--- Data shown ---
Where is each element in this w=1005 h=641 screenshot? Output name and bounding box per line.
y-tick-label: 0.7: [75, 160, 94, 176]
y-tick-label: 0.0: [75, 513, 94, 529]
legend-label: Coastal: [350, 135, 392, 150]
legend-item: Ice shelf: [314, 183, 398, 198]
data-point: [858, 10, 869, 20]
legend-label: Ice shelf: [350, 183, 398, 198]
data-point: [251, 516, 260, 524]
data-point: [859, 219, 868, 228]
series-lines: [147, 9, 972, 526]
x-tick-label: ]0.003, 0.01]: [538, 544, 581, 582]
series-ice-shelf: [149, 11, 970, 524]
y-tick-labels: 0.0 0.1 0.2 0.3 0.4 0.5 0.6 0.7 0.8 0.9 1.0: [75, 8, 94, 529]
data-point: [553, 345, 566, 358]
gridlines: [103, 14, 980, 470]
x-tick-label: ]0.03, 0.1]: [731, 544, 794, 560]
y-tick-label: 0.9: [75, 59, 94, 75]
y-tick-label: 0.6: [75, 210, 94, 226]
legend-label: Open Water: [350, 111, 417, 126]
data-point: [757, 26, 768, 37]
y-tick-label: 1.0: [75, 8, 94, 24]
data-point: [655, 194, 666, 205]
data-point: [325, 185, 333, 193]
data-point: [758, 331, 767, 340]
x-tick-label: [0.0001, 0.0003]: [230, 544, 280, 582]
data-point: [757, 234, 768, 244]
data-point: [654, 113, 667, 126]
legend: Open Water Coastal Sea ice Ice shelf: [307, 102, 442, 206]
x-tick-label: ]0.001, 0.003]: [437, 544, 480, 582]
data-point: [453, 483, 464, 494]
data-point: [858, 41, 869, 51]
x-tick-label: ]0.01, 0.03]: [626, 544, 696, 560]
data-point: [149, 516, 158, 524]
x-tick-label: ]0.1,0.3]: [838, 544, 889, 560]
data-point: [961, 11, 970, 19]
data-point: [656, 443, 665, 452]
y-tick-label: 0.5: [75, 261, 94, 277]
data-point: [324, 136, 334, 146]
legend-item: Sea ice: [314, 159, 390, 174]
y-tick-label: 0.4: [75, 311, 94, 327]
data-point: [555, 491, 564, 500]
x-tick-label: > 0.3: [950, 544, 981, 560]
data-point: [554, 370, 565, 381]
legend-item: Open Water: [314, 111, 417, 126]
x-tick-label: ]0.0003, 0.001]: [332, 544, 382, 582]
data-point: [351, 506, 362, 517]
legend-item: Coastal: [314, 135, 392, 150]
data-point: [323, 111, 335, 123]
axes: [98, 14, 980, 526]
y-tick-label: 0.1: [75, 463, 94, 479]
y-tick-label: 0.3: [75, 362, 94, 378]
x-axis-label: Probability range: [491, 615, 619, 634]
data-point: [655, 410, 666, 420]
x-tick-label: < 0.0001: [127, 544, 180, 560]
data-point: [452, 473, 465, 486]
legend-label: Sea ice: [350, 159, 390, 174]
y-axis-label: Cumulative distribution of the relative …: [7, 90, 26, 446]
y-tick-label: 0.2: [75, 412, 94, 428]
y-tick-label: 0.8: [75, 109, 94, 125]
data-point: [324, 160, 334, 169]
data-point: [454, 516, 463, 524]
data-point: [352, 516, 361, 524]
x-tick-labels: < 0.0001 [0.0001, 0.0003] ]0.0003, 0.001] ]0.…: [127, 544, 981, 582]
---
*Aim*
In the data, from the start through the line containing "data-point: [859, 219, 868, 228]", swap "Ice shelf" for "Ice sheet" and reproduce those lines with everything else unchanged.

*Reply to the exercise*
Where is each element in this w=1005 h=641 screenshot? Output name and bounding box per line.
y-tick-label: 0.7: [75, 160, 94, 176]
y-tick-label: 0.0: [75, 513, 94, 529]
legend-label: Coastal: [350, 135, 392, 150]
legend-item: Ice sheet: [314, 183, 398, 198]
data-point: [858, 10, 869, 20]
legend-label: Ice sheet: [350, 183, 398, 198]
data-point: [251, 516, 260, 524]
data-point: [859, 219, 868, 228]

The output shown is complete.